*** WORKING DATA ***

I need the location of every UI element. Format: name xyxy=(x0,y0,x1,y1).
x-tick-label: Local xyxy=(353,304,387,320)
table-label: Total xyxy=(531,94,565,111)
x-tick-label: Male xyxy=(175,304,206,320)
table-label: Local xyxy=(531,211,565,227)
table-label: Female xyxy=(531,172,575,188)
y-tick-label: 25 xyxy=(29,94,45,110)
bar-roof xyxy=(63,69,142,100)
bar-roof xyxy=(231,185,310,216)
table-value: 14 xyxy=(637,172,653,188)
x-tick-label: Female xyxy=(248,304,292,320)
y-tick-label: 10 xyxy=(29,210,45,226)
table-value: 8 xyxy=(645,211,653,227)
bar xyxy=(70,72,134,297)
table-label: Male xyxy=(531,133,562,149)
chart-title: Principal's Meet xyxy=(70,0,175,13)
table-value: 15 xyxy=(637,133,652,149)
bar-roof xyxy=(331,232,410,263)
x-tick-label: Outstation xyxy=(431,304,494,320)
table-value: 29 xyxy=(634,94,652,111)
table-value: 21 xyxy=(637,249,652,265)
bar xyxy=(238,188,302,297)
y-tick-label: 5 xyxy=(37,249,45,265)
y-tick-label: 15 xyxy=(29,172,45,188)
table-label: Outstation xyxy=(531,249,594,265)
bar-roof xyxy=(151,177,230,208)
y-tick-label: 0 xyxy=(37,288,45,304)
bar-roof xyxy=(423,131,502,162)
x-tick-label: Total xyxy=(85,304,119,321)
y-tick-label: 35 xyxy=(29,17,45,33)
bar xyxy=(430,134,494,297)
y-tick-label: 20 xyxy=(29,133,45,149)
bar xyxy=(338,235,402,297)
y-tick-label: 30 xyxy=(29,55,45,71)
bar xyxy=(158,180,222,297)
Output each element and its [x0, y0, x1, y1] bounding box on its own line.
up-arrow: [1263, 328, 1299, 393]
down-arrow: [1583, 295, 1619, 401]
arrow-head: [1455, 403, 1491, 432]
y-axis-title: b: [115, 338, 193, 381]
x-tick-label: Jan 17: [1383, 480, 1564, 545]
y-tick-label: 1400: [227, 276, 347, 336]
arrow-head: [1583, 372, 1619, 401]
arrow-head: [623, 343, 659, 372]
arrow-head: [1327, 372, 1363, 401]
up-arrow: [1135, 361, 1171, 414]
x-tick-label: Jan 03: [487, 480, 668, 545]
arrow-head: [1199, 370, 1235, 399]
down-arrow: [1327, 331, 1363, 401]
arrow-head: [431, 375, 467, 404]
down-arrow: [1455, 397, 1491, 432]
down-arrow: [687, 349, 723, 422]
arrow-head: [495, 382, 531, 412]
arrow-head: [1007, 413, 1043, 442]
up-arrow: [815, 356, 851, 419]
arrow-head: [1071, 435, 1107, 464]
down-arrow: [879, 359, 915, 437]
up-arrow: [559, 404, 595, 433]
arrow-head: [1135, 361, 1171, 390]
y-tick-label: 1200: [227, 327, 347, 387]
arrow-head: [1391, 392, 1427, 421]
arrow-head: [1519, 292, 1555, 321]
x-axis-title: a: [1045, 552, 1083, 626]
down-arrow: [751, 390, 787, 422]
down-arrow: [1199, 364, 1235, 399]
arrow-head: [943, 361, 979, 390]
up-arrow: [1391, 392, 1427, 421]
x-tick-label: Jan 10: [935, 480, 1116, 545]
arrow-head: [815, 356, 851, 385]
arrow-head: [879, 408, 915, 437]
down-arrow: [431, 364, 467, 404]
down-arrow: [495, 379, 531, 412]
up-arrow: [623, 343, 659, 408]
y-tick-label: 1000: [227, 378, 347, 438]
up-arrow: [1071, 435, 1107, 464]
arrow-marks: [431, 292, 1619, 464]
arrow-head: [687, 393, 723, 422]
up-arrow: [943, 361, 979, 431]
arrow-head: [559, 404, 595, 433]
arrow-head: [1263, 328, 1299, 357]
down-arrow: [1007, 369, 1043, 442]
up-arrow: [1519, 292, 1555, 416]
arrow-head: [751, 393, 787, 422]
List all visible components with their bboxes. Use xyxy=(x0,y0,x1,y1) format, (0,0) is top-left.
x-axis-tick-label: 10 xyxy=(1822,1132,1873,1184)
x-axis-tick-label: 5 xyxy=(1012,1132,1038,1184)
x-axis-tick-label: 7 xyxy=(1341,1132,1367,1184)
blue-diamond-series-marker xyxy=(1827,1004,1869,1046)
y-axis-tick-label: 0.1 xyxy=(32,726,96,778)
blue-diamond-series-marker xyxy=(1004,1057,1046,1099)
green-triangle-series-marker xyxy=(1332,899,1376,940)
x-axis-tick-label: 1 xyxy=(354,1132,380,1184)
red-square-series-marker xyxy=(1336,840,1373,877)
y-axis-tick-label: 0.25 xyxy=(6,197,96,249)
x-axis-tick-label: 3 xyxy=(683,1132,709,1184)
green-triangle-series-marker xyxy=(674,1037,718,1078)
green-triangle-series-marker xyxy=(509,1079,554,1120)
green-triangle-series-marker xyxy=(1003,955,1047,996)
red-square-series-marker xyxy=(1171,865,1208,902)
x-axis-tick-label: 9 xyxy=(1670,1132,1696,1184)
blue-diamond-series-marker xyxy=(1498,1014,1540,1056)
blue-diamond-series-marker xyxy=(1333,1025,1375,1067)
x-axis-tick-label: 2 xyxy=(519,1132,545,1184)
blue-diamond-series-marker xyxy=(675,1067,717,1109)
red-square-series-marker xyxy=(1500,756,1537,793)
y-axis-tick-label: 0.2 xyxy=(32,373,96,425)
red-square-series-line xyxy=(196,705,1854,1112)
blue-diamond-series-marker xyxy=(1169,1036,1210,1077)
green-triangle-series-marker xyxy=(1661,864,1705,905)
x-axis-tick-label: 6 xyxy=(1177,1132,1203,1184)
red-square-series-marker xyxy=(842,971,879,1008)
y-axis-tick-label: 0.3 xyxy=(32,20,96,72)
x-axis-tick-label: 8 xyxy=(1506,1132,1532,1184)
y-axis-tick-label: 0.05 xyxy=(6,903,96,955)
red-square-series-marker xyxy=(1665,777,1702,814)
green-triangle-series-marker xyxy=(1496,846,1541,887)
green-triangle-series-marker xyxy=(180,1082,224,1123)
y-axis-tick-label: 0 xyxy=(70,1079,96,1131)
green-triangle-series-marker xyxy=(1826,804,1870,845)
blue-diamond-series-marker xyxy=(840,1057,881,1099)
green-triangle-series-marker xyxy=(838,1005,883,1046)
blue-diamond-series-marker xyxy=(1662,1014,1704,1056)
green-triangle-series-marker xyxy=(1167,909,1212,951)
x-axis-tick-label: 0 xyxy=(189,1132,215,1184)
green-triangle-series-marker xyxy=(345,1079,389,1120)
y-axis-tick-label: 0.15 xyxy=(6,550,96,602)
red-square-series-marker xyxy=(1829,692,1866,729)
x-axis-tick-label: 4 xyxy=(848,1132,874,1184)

***

GIVEN REQUEST
Please pull out every line of the listing above and reproduce each one word for word, without any changes.

COMPLETED TASK
I need the location of every UI element. Format: name xyxy=(x0,y0,x1,y1).
x-tick-label: Local xyxy=(353,304,387,320)
table-label: Total xyxy=(531,94,565,111)
x-tick-label: Male xyxy=(175,304,206,320)
table-label: Local xyxy=(531,211,565,227)
table-label: Female xyxy=(531,172,575,188)
y-tick-label: 25 xyxy=(29,94,45,110)
bar-roof xyxy=(63,69,142,100)
bar-roof xyxy=(231,185,310,216)
table-value: 14 xyxy=(637,172,653,188)
x-tick-label: Female xyxy=(248,304,292,320)
y-tick-label: 10 xyxy=(29,210,45,226)
table-value: 8 xyxy=(645,211,653,227)
bar xyxy=(70,72,134,297)
table-label: Male xyxy=(531,133,562,149)
chart-title: Principal's Meet xyxy=(70,0,175,13)
table-value: 15 xyxy=(637,133,652,149)
bar-roof xyxy=(331,232,410,263)
x-tick-label: Outstation xyxy=(431,304,494,320)
table-value: 29 xyxy=(634,94,652,111)
table-value: 21 xyxy=(637,249,652,265)
bar xyxy=(238,188,302,297)
y-tick-label: 5 xyxy=(37,249,45,265)
y-tick-label: 15 xyxy=(29,172,45,188)
table-label: Outstation xyxy=(531,249,594,265)
bar-roof xyxy=(151,177,230,208)
y-tick-label: 0 xyxy=(37,288,45,304)
bar-roof xyxy=(423,131,502,162)
x-tick-label: Total xyxy=(85,304,119,321)
y-tick-label: 35 xyxy=(29,17,45,33)
bar xyxy=(430,134,494,297)
y-tick-label: 20 xyxy=(29,133,45,149)
bar xyxy=(338,235,402,297)
y-tick-label: 30 xyxy=(29,55,45,71)
bar xyxy=(158,180,222,297)
Output each element and its [x0, y0, x1, y1] bounding box on its own line.
up-arrow: [1263, 328, 1299, 393]
down-arrow: [1583, 295, 1619, 401]
arrow-head: [1455, 403, 1491, 432]
y-axis-title: b: [115, 338, 193, 381]
x-tick-label: Jan 17: [1383, 480, 1564, 545]
y-tick-label: 1400: [227, 276, 347, 336]
arrow-head: [1583, 372, 1619, 401]
arrow-head: [623, 343, 659, 372]
arrow-head: [1327, 372, 1363, 401]
up-arrow: [1135, 361, 1171, 414]
x-tick-label: Jan 03: [487, 480, 668, 545]
arrow-head: [1199, 370, 1235, 399]
down-arrow: [1327, 331, 1363, 401]
arrow-head: [431, 375, 467, 404]
down-arrow: [1455, 397, 1491, 432]
down-arrow: [687, 349, 723, 422]
arrow-head: [495, 382, 531, 412]
arrow-head: [1007, 413, 1043, 442]
up-arrow: [815, 356, 851, 419]
arrow-head: [1071, 435, 1107, 464]
down-arrow: [879, 359, 915, 437]
up-arrow: [559, 404, 595, 433]
arrow-head: [1135, 361, 1171, 390]
y-tick-label: 1200: [227, 327, 347, 387]
arrow-head: [1391, 392, 1427, 421]
arrow-head: [1519, 292, 1555, 321]
x-axis-title: a: [1045, 552, 1083, 626]
down-arrow: [751, 390, 787, 422]
down-arrow: [1199, 364, 1235, 399]
arrow-head: [943, 361, 979, 390]
up-arrow: [1391, 392, 1427, 421]
x-tick-label: Jan 10: [935, 480, 1116, 545]
arrow-head: [815, 356, 851, 385]
arrow-head: [879, 408, 915, 437]
down-arrow: [431, 364, 467, 404]
down-arrow: [495, 379, 531, 412]
up-arrow: [623, 343, 659, 408]
y-tick-label: 1000: [227, 378, 347, 438]
up-arrow: [1071, 435, 1107, 464]
arrow-marks: [431, 292, 1619, 464]
arrow-head: [687, 393, 723, 422]
up-arrow: [943, 361, 979, 431]
arrow-head: [559, 404, 595, 433]
arrow-head: [1263, 328, 1299, 357]
down-arrow: [1007, 369, 1043, 442]
up-arrow: [1519, 292, 1555, 416]
arrow-head: [751, 393, 787, 422]
List all visible components with their bboxes. Use xyxy=(x0,y0,x1,y1) format, (0,0) is top-left.
x-axis-tick-label: 10 xyxy=(1822,1132,1873,1184)
x-axis-tick-label: 5 xyxy=(1012,1132,1038,1184)
x-axis-tick-label: 7 xyxy=(1341,1132,1367,1184)
blue-diamond-series-marker xyxy=(1827,1004,1869,1046)
y-axis-tick-label: 0.1 xyxy=(32,726,96,778)
blue-diamond-series-marker xyxy=(1004,1057,1046,1099)
green-triangle-series-marker xyxy=(1332,899,1376,940)
x-axis-tick-label: 1 xyxy=(354,1132,380,1184)
red-square-series-marker xyxy=(1336,840,1373,877)
y-axis-tick-label: 0.25 xyxy=(6,197,96,249)
x-axis-tick-label: 3 xyxy=(683,1132,709,1184)
green-triangle-series-marker xyxy=(674,1037,718,1078)
green-triangle-series-marker xyxy=(509,1079,554,1120)
green-triangle-series-marker xyxy=(1003,955,1047,996)
red-square-series-marker xyxy=(1171,865,1208,902)
x-axis-tick-label: 9 xyxy=(1670,1132,1696,1184)
blue-diamond-series-marker xyxy=(1498,1014,1540,1056)
blue-diamond-series-marker xyxy=(1333,1025,1375,1067)
x-axis-tick-label: 2 xyxy=(519,1132,545,1184)
blue-diamond-series-marker xyxy=(675,1067,717,1109)
red-square-series-marker xyxy=(1500,756,1537,793)
y-axis-tick-label: 0.2 xyxy=(32,373,96,425)
red-square-series-line xyxy=(196,705,1854,1112)
blue-diamond-series-marker xyxy=(1169,1036,1210,1077)
green-triangle-series-marker xyxy=(1661,864,1705,905)
x-axis-tick-label: 6 xyxy=(1177,1132,1203,1184)
red-square-series-marker xyxy=(842,971,879,1008)
y-axis-tick-label: 0.3 xyxy=(32,20,96,72)
x-axis-tick-label: 8 xyxy=(1506,1132,1532,1184)
y-axis-tick-label: 0.05 xyxy=(6,903,96,955)
red-square-series-marker xyxy=(1665,777,1702,814)
green-triangle-series-marker xyxy=(1496,846,1541,887)
green-triangle-series-marker xyxy=(180,1082,224,1123)
y-axis-tick-label: 0 xyxy=(70,1079,96,1131)
green-triangle-series-marker xyxy=(1826,804,1870,845)
blue-diamond-series-marker xyxy=(840,1057,881,1099)
green-triangle-series-marker xyxy=(838,1005,883,1046)
blue-diamond-series-marker xyxy=(1662,1014,1704,1056)
green-triangle-series-marker xyxy=(1167,909,1212,951)
x-axis-tick-label: 0 xyxy=(189,1132,215,1184)
green-triangle-series-marker xyxy=(345,1079,389,1120)
y-axis-tick-label: 0.15 xyxy=(6,550,96,602)
red-square-series-marker xyxy=(1829,692,1866,729)
x-axis-tick-label: 4 xyxy=(848,1132,874,1184)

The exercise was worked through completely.